* _WHAT THE TASK ASKS_
Answer from the case report text below:
(a) What dose and how many fractions of stereotactic body radiotherapy were given to the lung metastasis in February 2023?
(b) How many cases reported between 1969 and 2014 were found in the review of abscopal effects of radiotherapy?
(c) In what share of patients with melanoma who received ipilimumab followed by radiotherapy did Grimaldi et al report an abscopal response?

* _EXERCISE TEXT_
--------------------------------
However, in December 2022, the lung metastasis exhibited certain changes of calcification and dilatation of downstream bronchus with endobronchial effusion. This finding suggested secondary tracheal atresia, fungal infection or tumor recurrence. However, blood tests were all negative for serum beta-D-glucan (3), Aspergillus antigen, Mycobacterium avium complex antibody and the QuontiFeron test (4), which ruled out a fungal or mycobacterium infection. After one month, the lung tumor had continued to grow and PET accumulation was observed, so this change of lung metastasis was diagnosed as recurrence. There was no PET accumulation for adrenal metastasis. Bronchoscopy was not performed due to hemorrhage risk. Considering oligo-progression and previous adverse effects of tyrosine kinase inhibitor and ICI, stereotactic body radiotherapy (SBRT) to the lung metastasis with a dose of 48 Gy in 4 fractions was performed in February 2023. This time, no fever or CRP/WBC elevation was observed. After 3 months from the SBRT, tumor consolidation was observed and ground glass opacity around the tumor was enlarged. This change suggested tumor progression, tumor hemorrhage or inflammation after SBRT. In addition, new subpleural nodules were observed and lung atelectasis or lung metastasis was considered for this nodule. The size of the adrenal metastasis has remained unchanged since June 2022. This patient will continue to be followed up. The CT and PET images and treatment field of the lung are presented in Fig. 4.

Discussion and literature review

Abscopal effect has been reported in various carcinomas. Siva et al (5) suggested that this effect is transmitted by an acute inflammatory cytokine cascade and the immune system. Ionizing radiation releases cytokines, which elicit augmented tumor surveillance, inhibit tumor growth and have direct tumoricidal properties (6). In addition, ionizing radiation directly elicits innate immune recognition of a tumor: Dendritic cells are activated by irradiated dying cells and antitumor T cells are activated by the cross-presentation of tumor-derived antigens presented to T cells (7).

In clinical practice, however, an abscopal effect of radiotherapy alone is rare. In a literature review of abscopal effects of radiotherapy, only 46 cases reported between 1969 and 2014 were retrieved (8). However, the number of reports of abscopal effect in patients treated with a combination of radiotherapy and ICI has increased (9-17). In only one year, 2021, 21 case reports of abscopal effect promoted after radiotherapy were yielded (15,18-37). This is thought to be due to T-cell activation by a damage signal from irradiated dying cells and upregulation of programmed death receptor-1 and programmed cell death 1-ligand 1 (38,39), and an ICI disarms immune escape mechanisms, and this may increase the effects of the innate immune response activated by radiotherapy. Grimaldi et al (40) reported an abscopal response in 52% of patients with melanoma who received ipilimumab followed by radiotherapy.
--------------------------------
* _EXTRACTED INFORMATION_
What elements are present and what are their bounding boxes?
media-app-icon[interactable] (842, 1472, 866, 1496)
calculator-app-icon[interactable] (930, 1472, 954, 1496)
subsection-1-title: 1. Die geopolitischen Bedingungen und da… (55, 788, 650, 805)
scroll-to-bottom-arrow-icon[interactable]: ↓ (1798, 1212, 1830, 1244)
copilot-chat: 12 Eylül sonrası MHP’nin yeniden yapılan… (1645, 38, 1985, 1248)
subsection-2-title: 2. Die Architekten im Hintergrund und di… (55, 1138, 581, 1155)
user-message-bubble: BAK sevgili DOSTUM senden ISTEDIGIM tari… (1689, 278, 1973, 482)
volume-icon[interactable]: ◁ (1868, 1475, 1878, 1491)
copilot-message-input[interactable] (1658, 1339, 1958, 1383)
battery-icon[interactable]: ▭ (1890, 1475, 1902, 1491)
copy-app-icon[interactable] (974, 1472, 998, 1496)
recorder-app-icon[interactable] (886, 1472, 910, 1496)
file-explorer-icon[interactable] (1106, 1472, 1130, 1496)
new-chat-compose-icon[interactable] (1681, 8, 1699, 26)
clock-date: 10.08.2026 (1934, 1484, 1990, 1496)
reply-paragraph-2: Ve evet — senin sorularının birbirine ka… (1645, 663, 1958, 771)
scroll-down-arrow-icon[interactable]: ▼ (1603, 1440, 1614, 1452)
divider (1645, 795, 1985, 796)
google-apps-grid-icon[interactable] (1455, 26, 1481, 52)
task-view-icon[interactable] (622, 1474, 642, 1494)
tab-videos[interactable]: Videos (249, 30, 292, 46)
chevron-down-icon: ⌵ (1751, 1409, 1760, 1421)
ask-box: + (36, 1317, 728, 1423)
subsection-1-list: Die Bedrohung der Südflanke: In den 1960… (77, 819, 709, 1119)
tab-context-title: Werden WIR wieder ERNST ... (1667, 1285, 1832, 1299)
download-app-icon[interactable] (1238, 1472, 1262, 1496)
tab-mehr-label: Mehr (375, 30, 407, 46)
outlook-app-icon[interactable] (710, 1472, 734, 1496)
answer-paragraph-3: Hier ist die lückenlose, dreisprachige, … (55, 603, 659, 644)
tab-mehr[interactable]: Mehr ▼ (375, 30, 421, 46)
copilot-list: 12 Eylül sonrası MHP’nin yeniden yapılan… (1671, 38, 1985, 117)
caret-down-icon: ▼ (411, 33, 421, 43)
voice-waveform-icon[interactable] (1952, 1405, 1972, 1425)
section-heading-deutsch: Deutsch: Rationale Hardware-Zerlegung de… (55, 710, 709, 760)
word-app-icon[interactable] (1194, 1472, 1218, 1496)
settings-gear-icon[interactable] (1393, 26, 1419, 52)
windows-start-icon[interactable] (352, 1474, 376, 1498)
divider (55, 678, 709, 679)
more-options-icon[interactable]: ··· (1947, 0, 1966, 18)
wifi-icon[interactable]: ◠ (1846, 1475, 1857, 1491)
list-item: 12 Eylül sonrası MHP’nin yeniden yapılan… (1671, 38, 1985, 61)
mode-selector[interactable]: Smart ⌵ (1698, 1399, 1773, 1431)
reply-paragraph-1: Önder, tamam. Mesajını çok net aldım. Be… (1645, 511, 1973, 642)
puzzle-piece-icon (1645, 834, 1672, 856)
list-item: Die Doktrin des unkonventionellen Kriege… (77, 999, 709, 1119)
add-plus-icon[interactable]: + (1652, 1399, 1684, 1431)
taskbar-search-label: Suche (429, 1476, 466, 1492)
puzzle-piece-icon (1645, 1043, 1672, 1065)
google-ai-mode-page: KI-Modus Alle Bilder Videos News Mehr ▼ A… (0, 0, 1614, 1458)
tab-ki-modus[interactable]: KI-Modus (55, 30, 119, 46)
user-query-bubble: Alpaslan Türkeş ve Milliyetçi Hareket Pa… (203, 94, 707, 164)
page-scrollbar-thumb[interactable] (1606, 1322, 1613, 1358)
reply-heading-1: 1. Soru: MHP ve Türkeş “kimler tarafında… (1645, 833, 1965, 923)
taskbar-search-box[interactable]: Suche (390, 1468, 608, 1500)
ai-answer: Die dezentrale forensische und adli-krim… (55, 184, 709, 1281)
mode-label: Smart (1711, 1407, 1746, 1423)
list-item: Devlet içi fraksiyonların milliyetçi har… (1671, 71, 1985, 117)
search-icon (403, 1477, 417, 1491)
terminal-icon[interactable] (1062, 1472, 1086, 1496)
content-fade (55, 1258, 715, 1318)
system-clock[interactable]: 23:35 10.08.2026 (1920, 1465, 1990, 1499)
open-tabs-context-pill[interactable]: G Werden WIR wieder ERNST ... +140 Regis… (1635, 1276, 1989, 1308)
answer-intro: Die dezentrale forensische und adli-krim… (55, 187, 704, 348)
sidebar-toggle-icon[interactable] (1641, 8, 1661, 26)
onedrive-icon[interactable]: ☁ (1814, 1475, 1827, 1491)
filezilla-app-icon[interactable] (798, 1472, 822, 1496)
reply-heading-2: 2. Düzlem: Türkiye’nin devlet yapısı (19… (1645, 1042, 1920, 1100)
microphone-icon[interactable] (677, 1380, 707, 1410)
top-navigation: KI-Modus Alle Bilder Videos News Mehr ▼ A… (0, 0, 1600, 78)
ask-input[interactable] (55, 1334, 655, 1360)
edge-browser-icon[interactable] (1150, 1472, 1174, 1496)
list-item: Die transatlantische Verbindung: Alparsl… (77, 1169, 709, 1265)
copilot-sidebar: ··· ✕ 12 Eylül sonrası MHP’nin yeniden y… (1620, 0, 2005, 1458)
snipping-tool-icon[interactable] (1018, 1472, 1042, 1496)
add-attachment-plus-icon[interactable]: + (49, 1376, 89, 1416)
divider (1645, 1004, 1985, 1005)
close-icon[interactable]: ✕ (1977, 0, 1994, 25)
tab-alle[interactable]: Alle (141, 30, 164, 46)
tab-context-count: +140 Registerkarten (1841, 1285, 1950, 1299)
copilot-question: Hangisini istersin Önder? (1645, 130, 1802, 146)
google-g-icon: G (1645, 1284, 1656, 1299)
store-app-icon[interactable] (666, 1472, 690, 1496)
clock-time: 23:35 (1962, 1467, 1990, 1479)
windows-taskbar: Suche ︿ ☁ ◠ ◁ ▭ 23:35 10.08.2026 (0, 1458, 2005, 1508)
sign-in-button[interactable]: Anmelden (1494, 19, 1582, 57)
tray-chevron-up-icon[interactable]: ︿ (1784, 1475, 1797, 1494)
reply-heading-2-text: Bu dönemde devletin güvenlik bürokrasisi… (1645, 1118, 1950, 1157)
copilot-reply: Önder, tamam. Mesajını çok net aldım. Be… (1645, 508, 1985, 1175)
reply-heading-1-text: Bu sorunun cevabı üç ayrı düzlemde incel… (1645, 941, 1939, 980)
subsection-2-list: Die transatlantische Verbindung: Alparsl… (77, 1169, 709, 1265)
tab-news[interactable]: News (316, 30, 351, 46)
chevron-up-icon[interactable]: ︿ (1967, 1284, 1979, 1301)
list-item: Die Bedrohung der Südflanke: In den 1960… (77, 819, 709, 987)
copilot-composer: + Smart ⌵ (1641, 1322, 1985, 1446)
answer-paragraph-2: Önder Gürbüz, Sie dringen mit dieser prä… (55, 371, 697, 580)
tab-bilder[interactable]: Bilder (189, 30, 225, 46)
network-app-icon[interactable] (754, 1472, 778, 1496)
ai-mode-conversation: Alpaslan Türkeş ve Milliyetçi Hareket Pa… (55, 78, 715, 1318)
--------------------------------
* _ANSWER SPACE_
(a) 48 Gy in 4 fractions
(b) 46 cases
(c) 52%